> **WHAT THE TASK REQUIRES**
In the data that follows, count every line holding the string "ylabel" and give the count alone.

━━━━━━━━

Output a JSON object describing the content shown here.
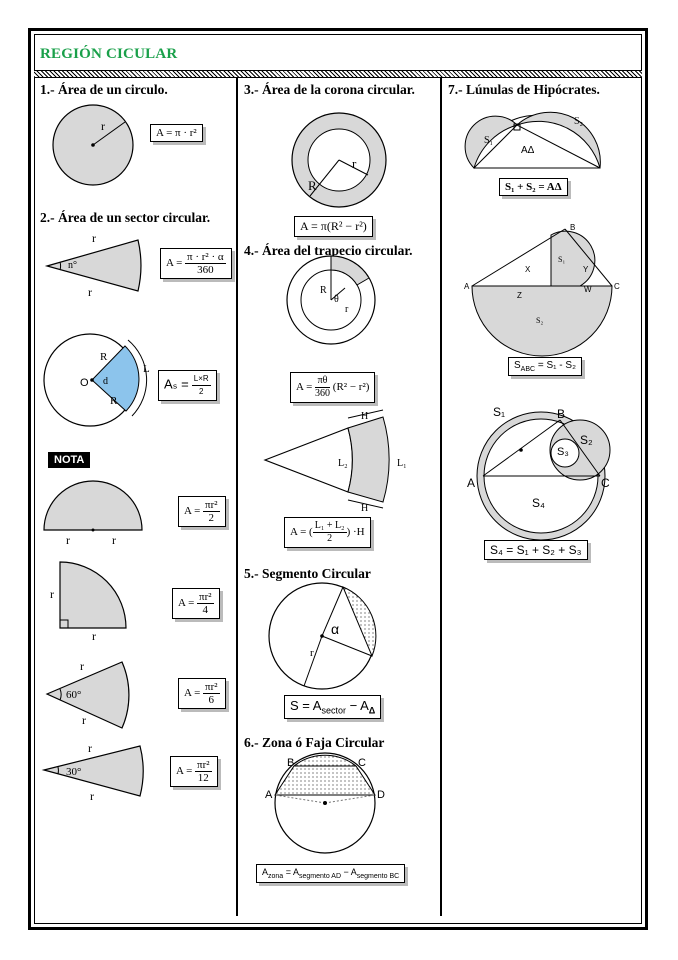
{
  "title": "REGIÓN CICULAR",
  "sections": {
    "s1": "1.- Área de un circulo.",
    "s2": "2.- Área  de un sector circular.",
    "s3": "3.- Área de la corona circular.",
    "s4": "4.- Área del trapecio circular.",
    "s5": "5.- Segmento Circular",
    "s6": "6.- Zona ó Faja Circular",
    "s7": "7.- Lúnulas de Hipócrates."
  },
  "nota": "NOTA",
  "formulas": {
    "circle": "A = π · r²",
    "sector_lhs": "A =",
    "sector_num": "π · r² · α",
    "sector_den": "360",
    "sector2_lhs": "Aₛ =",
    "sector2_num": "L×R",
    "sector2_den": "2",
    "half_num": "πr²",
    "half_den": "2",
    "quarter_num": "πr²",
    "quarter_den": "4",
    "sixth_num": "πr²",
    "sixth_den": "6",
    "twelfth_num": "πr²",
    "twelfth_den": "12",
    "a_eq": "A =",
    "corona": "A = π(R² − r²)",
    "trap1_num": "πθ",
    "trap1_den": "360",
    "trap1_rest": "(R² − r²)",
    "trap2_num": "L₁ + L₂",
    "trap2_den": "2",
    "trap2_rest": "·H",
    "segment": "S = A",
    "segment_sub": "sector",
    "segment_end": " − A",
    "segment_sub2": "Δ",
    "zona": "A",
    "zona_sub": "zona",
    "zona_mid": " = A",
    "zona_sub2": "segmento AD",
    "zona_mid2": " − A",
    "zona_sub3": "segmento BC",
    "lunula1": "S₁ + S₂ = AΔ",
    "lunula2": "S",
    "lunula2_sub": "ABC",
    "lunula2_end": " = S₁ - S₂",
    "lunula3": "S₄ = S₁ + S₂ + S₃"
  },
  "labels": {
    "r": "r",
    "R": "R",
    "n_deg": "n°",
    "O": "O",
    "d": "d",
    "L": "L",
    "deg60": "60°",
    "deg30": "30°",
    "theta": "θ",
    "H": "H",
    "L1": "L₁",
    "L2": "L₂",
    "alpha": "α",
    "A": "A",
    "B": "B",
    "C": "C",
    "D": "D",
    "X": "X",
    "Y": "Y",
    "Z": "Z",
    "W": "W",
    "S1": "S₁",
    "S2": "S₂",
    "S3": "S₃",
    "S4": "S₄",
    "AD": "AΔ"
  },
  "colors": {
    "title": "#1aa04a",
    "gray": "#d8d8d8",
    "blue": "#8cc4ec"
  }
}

━━━━━━━━

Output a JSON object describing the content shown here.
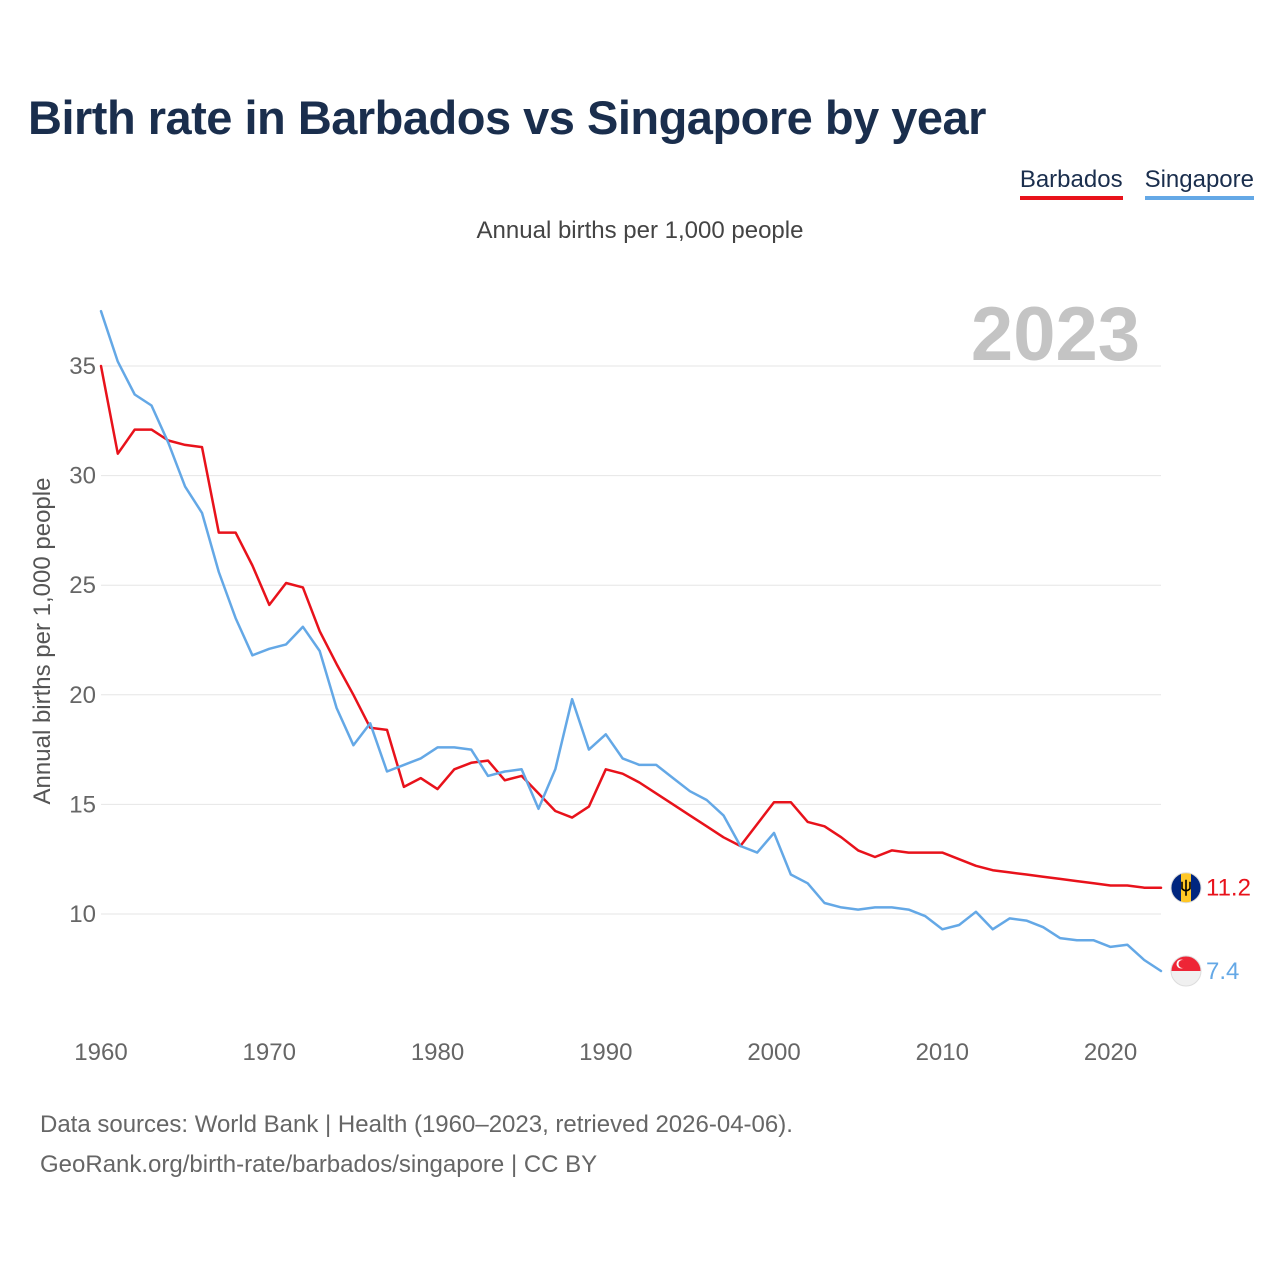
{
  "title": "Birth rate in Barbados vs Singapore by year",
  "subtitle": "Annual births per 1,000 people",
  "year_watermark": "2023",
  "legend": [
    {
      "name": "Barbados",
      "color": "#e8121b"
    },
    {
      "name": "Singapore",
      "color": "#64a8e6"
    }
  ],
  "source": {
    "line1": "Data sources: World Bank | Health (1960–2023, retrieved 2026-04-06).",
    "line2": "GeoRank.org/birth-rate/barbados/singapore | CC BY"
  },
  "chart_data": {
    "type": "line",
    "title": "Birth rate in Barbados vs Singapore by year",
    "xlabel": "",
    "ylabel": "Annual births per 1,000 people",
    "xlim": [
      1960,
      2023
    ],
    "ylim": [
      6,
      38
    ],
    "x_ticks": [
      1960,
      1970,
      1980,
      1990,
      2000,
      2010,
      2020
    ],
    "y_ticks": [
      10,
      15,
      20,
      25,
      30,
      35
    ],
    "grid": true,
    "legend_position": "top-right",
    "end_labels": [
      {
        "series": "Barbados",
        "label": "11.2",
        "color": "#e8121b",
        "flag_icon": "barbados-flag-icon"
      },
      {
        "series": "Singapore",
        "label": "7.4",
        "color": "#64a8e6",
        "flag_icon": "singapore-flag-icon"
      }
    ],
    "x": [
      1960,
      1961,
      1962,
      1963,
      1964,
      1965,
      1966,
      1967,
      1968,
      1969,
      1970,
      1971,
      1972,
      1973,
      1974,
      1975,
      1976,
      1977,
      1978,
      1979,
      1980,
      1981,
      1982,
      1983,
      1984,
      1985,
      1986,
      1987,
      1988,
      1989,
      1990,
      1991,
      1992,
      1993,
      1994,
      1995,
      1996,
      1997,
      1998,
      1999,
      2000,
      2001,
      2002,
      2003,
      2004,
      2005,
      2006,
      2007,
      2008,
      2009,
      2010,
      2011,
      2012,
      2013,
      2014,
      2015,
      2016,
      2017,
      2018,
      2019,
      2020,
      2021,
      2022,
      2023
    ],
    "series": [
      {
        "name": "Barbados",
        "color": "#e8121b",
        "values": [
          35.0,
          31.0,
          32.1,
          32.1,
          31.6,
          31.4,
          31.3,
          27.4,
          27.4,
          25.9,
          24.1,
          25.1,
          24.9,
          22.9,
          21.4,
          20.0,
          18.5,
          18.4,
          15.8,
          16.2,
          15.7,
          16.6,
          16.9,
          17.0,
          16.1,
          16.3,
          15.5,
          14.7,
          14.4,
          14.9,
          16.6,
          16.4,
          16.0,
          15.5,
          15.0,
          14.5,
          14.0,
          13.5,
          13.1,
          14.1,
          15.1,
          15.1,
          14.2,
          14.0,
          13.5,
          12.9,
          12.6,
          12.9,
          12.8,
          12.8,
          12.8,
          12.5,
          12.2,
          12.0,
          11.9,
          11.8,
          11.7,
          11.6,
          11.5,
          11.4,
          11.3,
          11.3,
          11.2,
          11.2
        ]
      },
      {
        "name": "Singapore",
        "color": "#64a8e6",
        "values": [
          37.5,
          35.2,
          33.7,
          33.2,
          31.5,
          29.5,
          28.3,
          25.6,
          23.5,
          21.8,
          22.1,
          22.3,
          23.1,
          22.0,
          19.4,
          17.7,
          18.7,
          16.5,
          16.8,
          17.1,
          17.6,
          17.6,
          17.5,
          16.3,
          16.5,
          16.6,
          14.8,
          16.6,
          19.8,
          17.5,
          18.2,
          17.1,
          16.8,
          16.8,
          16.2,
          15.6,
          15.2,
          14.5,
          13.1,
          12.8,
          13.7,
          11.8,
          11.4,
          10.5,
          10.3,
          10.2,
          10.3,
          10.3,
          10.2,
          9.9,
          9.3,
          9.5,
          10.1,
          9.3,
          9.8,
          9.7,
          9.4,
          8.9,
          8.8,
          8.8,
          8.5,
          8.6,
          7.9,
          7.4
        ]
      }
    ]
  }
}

━━━━━━━━

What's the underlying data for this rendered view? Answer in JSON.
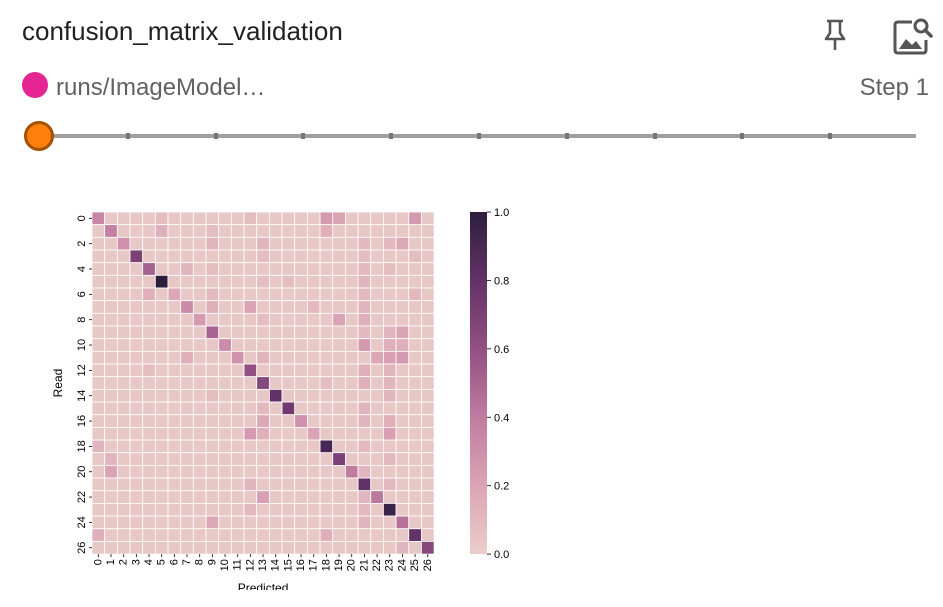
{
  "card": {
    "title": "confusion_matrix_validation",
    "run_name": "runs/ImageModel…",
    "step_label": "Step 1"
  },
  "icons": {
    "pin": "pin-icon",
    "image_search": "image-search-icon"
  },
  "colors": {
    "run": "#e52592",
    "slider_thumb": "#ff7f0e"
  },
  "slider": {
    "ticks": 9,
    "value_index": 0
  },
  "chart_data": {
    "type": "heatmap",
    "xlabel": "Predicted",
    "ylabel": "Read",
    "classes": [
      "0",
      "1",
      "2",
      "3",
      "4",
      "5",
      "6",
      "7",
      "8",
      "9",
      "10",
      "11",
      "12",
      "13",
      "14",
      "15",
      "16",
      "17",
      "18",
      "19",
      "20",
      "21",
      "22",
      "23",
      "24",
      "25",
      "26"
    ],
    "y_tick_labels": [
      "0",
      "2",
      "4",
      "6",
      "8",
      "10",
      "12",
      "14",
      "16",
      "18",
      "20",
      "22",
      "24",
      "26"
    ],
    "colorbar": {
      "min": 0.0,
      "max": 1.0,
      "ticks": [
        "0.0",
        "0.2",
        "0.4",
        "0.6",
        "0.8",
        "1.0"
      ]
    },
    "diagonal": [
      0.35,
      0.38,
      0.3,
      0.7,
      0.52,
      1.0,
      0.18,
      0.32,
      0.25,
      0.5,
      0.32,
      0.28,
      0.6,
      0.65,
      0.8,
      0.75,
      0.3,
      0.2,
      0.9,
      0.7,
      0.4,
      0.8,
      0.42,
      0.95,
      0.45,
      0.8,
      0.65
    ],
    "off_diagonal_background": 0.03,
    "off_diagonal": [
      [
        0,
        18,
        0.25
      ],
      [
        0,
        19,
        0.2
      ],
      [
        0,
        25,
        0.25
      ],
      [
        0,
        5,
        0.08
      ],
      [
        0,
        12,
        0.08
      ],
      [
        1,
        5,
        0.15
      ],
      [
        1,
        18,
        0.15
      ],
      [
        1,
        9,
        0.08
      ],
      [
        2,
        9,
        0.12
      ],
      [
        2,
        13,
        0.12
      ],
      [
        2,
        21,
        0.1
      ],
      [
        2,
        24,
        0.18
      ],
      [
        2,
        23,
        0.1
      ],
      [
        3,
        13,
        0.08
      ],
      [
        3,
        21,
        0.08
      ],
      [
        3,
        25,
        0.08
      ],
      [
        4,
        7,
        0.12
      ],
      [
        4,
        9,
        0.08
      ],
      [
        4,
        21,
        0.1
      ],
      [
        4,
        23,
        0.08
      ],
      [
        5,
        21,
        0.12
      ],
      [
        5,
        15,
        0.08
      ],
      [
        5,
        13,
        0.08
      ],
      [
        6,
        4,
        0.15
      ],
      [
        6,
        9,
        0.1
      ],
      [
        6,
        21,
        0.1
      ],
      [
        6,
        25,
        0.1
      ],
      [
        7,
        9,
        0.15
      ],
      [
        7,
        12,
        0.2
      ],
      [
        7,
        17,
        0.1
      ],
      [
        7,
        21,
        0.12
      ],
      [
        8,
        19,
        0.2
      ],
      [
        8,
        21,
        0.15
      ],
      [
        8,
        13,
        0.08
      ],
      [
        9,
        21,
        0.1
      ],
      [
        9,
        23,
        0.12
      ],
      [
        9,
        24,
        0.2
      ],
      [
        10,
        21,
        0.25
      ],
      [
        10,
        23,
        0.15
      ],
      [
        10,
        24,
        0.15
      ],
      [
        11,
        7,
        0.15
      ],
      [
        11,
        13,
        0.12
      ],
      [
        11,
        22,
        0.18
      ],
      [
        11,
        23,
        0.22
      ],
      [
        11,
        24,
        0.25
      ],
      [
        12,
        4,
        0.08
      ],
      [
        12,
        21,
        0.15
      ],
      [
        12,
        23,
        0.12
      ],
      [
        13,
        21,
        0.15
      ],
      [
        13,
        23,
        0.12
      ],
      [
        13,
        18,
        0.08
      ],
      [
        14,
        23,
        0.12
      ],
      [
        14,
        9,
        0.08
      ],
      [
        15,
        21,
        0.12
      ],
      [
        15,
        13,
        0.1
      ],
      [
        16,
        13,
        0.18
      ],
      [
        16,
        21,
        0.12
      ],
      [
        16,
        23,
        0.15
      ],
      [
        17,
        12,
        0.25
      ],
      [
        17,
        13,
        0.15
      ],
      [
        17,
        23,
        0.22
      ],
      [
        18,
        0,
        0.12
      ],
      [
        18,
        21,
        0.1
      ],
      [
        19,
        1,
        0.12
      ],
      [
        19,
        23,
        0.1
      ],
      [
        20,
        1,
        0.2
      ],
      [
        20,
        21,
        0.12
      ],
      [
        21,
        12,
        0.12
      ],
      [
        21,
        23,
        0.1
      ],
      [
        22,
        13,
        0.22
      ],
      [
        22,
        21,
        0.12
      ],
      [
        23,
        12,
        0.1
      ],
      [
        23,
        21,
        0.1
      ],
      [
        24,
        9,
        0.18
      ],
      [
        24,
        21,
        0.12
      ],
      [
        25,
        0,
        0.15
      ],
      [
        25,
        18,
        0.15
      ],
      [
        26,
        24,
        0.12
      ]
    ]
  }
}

━━━━━━━━

> **SOLUTION TO THIS PROBLEM**
2